▶ _To be done_:
**a)** Using the observing report, decide whether each statement below agrees with it: (i) Ken set up with an Orion 100mm BT; (ii) the writer found NGC 6791 better in the XT-8 than in the 100XL; (iii) the writer could see 20 and 21 Lyrae with the naked eye. For each, answer yes or no and quote the exact words of the report that decide it.
**b)** Reproduce a passage of the observing report word for word, starting with "NGC 6791 OC, Lyra" and going on through "many double stars!".

▶ _Provided passage_:

I enjoyed back to back observing sessions last Friday and Saturday evenings (August 27 and 28). Friday evening I was at Powell observatory in Louisburg, Kansas for the monthly ASKC star party. A club member named Chris with a new Oberwerk PM2 p-gram mount and an APM 12x50 set up to my right, and then on the other side of my long time observing friend Dave, a newer member named Ken set up with an Orion 100mm BT. Fun to see other binocular enthusiasts at the club star party.

 

Here are a few of my observations from Friday evening.

 

NGC 6791 OC, Lyra
This OC was high overhead, making it a little inconvenient for the 100XL, but I have been wanting to see it for so long that I started with it as soon as it was dark enough to reasonably observe. And I could see it! The description from my journal: "Gorgeous!! Better with the 100XL than the XT-8. Tried 20/14/10 XWs and liked the 14 view best. A distinct nebulous glow in averted with a hint of granularity and a few faint stars winking in averted vision." I was struck by how rich the star field is around 20/21 Lyrae. Initially, I was star hopping to them from Epsilon1,2 (4&5 Lyrae) and Zeta 1,2 (6&7 Lyrae) but then realized that I could see 20 and 21 Lyrae naked eye. grin.gif  So many double stars!

▶ _Given information_:
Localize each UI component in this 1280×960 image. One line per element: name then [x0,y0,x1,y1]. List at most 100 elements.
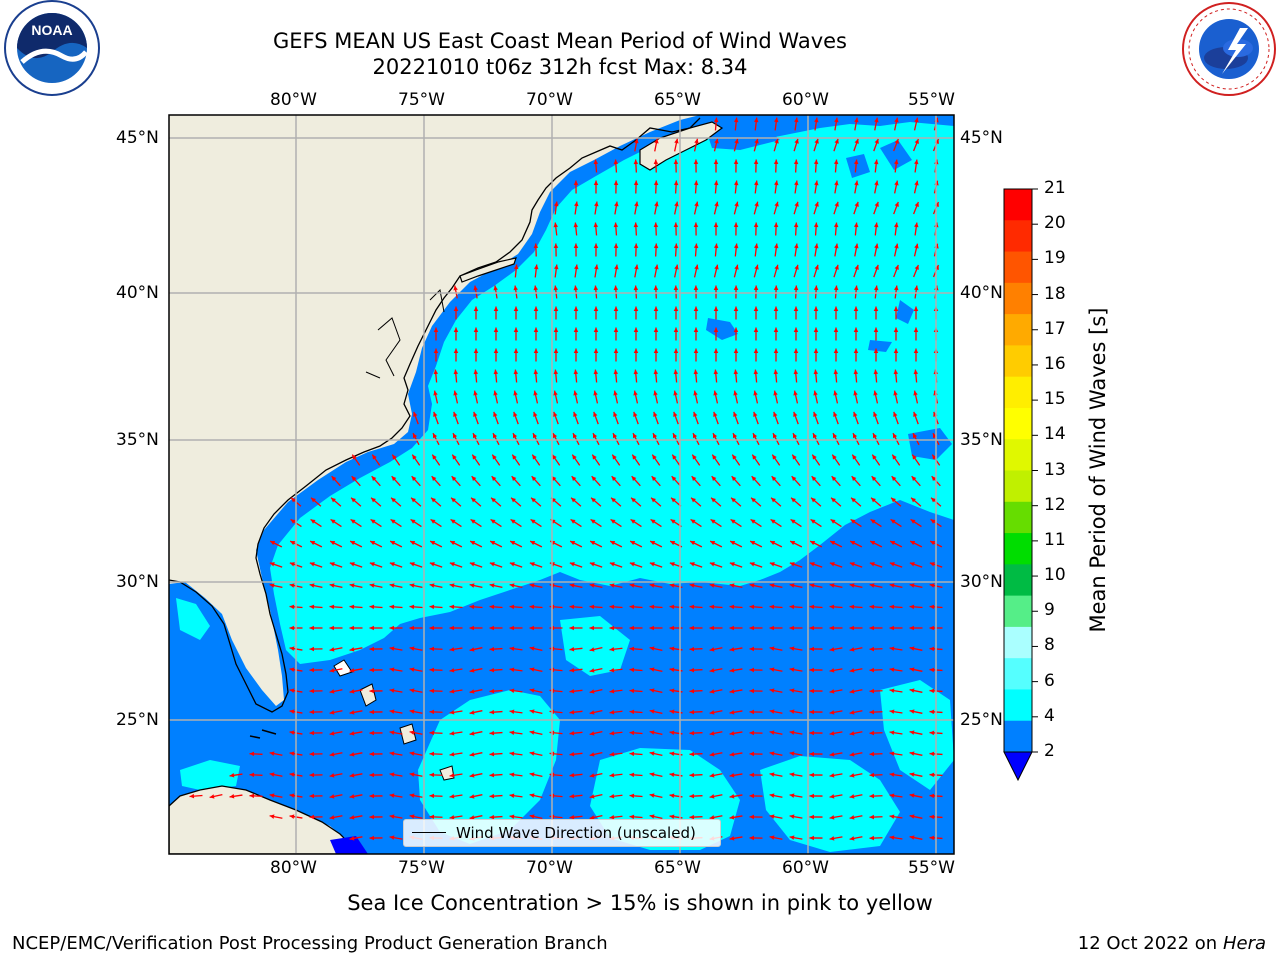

* * *

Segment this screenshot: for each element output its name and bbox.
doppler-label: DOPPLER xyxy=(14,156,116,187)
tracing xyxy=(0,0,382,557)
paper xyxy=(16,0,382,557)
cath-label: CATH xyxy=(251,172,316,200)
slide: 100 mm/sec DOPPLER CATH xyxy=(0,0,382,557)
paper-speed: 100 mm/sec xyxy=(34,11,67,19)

==

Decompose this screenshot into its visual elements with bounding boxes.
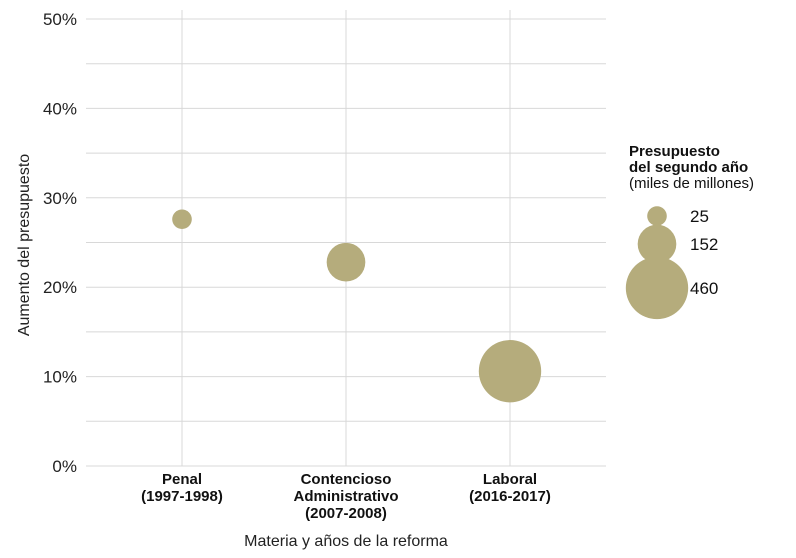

▶ _Response list_:
**a)**
(i) Yes: "a newer member named Ken set up with an Orion 100mm BT"
(ii) No: "Better with the 100XL than the XT-8."
(iii) Yes: "realized that I could see 20 and 21 Lyrae naked eye"

**b)**
NGC 6791 OC, Lyra
This OC was high overhead, making it a little inconvenient for the 100XL, but I have been wanting to see it for so long that I started with it as soon as it was dark enough to reasonably observe. And I could see it! The description from my journal: "Gorgeous!! Better with the 100XL than the XT-8. Tried 20/14/10 XWs and liked the 14 view best. A distinct nebulous glow in averted with a hint of granularity and a few faint stars winking in averted vision." I was struck by how rich the star field is around 20/21 Lyrae. Initially, I was star hopping to them from Epsilon1,2 (4&5 Lyrae) and Zeta 1,2 (6&7 Lyrae) but then realized that I could see 20 and 21 Lyrae naked eye. grin.gif  So many double stars!